# [Given task]
Copy each entry as it stands, leaving nothing out.

[begin Data shown]

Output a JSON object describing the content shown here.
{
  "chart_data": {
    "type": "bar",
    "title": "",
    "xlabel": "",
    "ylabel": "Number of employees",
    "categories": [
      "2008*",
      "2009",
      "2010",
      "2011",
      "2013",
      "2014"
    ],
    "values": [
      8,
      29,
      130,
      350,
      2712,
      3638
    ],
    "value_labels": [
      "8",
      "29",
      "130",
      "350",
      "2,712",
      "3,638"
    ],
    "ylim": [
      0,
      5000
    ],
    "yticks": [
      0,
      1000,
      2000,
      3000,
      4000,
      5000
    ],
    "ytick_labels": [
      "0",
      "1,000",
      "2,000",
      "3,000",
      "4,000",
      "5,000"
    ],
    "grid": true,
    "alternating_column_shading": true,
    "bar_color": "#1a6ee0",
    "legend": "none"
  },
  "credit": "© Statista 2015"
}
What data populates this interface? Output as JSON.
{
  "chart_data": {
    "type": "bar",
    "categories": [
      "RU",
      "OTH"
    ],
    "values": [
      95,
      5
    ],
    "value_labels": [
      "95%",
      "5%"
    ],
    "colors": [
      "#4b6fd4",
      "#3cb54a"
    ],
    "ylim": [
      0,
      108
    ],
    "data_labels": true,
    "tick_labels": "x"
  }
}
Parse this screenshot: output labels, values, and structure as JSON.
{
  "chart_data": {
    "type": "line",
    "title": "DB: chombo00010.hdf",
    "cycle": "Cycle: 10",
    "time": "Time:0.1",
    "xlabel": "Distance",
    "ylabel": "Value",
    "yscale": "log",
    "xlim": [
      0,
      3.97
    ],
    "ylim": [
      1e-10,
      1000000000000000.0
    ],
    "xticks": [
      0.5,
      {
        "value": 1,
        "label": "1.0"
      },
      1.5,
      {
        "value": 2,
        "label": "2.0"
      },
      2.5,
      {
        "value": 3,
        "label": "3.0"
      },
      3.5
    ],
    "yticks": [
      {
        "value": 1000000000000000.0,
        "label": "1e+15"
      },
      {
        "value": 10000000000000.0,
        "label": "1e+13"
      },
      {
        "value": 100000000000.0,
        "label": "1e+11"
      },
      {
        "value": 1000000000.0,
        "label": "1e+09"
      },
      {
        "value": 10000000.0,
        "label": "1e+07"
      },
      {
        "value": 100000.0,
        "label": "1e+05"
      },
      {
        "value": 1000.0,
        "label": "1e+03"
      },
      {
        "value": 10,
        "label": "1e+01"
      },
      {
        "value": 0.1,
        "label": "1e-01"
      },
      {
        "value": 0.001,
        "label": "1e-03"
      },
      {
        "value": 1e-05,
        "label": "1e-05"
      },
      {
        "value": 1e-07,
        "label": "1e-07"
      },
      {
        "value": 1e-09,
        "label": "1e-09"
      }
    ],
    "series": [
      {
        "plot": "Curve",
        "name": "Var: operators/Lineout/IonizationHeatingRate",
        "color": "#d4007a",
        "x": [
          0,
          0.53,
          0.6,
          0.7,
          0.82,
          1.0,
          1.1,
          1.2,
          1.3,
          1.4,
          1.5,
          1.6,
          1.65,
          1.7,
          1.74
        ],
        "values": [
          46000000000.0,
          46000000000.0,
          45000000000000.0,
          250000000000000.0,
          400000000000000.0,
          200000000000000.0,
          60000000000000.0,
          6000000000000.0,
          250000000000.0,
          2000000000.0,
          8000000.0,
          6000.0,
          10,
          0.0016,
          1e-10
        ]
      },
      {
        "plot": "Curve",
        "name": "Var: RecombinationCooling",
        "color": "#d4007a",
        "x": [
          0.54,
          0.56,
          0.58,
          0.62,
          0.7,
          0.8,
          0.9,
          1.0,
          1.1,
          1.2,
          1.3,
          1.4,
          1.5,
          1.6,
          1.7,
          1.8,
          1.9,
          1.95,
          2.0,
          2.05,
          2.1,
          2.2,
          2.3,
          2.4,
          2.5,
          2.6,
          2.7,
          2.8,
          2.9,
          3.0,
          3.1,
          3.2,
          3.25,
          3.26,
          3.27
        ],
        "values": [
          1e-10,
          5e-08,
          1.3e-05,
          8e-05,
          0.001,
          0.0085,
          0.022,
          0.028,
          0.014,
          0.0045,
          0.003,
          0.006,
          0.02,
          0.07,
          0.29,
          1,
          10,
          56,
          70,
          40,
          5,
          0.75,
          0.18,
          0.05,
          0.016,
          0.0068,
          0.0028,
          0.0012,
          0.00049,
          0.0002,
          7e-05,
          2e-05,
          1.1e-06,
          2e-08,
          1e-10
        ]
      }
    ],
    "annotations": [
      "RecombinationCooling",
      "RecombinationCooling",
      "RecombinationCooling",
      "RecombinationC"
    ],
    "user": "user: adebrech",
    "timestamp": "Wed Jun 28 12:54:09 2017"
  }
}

[end Data shown]

# [Response to the task]
Output a JSON object describing the content shown here.
{
  "chart_data": {
    "type": "bar",
    "title": "",
    "xlabel": "",
    "ylabel": "Number of employees",
    "categories": [
      "2008*",
      "2009",
      "2010",
      "2011",
      "2013",
      "2014"
    ],
    "values": [
      8,
      29,
      130,
      350,
      2712,
      3638
    ],
    "value_labels": [
      "8",
      "29",
      "130",
      "350",
      "2,712",
      "3,638"
    ],
    "ylim": [
      0,
      5000
    ],
    "yticks": [
      0,
      1000,
      2000,
      3000,
      4000,
      5000
    ],
    "ytick_labels": [
      "0",
      "1,000",
      "2,000",
      "3,000",
      "4,000",
      "5,000"
    ],
    "grid": true,
    "alternating_column_shading": true,
    "bar_color": "#1a6ee0",
    "legend": "none"
  },
  "credit": "© Statista 2015"
}
What data populates this interface? Output as JSON.
{
  "chart_data": {
    "type": "bar",
    "categories": [
      "RU",
      "OTH"
    ],
    "values": [
      95,
      5
    ],
    "value_labels": [
      "95%",
      "5%"
    ],
    "colors": [
      "#4b6fd4",
      "#3cb54a"
    ],
    "ylim": [
      0,
      108
    ],
    "data_labels": true,
    "tick_labels": "x"
  }
}
Parse this screenshot: output labels, values, and structure as JSON.
{
  "chart_data": {
    "type": "line",
    "title": "DB: chombo00010.hdf",
    "cycle": "Cycle: 10",
    "time": "Time:0.1",
    "xlabel": "Distance",
    "ylabel": "Value",
    "yscale": "log",
    "xlim": [
      0,
      3.97
    ],
    "ylim": [
      1e-10,
      1000000000000000.0
    ],
    "xticks": [
      0.5,
      {
        "value": 1,
        "label": "1.0"
      },
      1.5,
      {
        "value": 2,
        "label": "2.0"
      },
      2.5,
      {
        "value": 3,
        "label": "3.0"
      },
      3.5
    ],
    "yticks": [
      {
        "value": 1000000000000000.0,
        "label": "1e+15"
      },
      {
        "value": 10000000000000.0,
        "label": "1e+13"
      },
      {
        "value": 100000000000.0,
        "label": "1e+11"
      },
      {
        "value": 1000000000.0,
        "label": "1e+09"
      },
      {
        "value": 10000000.0,
        "label": "1e+07"
      },
      {
        "value": 100000.0,
        "label": "1e+05"
      },
      {
        "value": 1000.0,
        "label": "1e+03"
      },
      {
        "value": 10,
        "label": "1e+01"
      },
      {
        "value": 0.1,
        "label": "1e-01"
      },
      {
        "value": 0.001,
        "label": "1e-03"
      },
      {
        "value": 1e-05,
        "label": "1e-05"
      },
      {
        "value": 1e-07,
        "label": "1e-07"
      },
      {
        "value": 1e-09,
        "label": "1e-09"
      }
    ],
    "series": [
      {
        "plot": "Curve",
        "name": "Var: operators/Lineout/IonizationHeatingRate",
        "color": "#d4007a",
        "x": [
          0,
          0.53,
          0.6,
          0.7,
          0.82,
          1.0,
          1.1,
          1.2,
          1.3,
          1.4,
          1.5,
          1.6,
          1.65,
          1.7,
          1.74
        ],
        "values": [
          46000000000.0,
          46000000000.0,
          45000000000000.0,
          250000000000000.0,
          400000000000000.0,
          200000000000000.0,
          60000000000000.0,
          6000000000000.0,
          250000000000.0,
          2000000000.0,
          8000000.0,
          6000.0,
          10,
          0.0016,
          1e-10
        ]
      },
      {
        "plot": "Curve",
        "name": "Var: RecombinationCooling",
        "color": "#d4007a",
        "x": [
          0.54,
          0.56,
          0.58,
          0.62,
          0.7,
          0.8,
          0.9,
          1.0,
          1.1,
          1.2,
          1.3,
          1.4,
          1.5,
          1.6,
          1.7,
          1.8,
          1.9,
          1.95,
          2.0,
          2.05,
          2.1,
          2.2,
          2.3,
          2.4,
          2.5,
          2.6,
          2.7,
          2.8,
          2.9,
          3.0,
          3.1,
          3.2,
          3.25,
          3.26,
          3.27
        ],
        "values": [
          1e-10,
          5e-08,
          1.3e-05,
          8e-05,
          0.001,
          0.0085,
          0.022,
          0.028,
          0.014,
          0.0045,
          0.003,
          0.006,
          0.02,
          0.07,
          0.29,
          1,
          10,
          56,
          70,
          40,
          5,
          0.75,
          0.18,
          0.05,
          0.016,
          0.0068,
          0.0028,
          0.0012,
          0.00049,
          0.0002,
          7e-05,
          2e-05,
          1.1e-06,
          2e-08,
          1e-10
        ]
      }
    ],
    "annotations": [
      "RecombinationCooling",
      "RecombinationCooling",
      "RecombinationCooling",
      "RecombinationC"
    ],
    "user": "user: adebrech",
    "timestamp": "Wed Jun 28 12:54:09 2017"
  }
}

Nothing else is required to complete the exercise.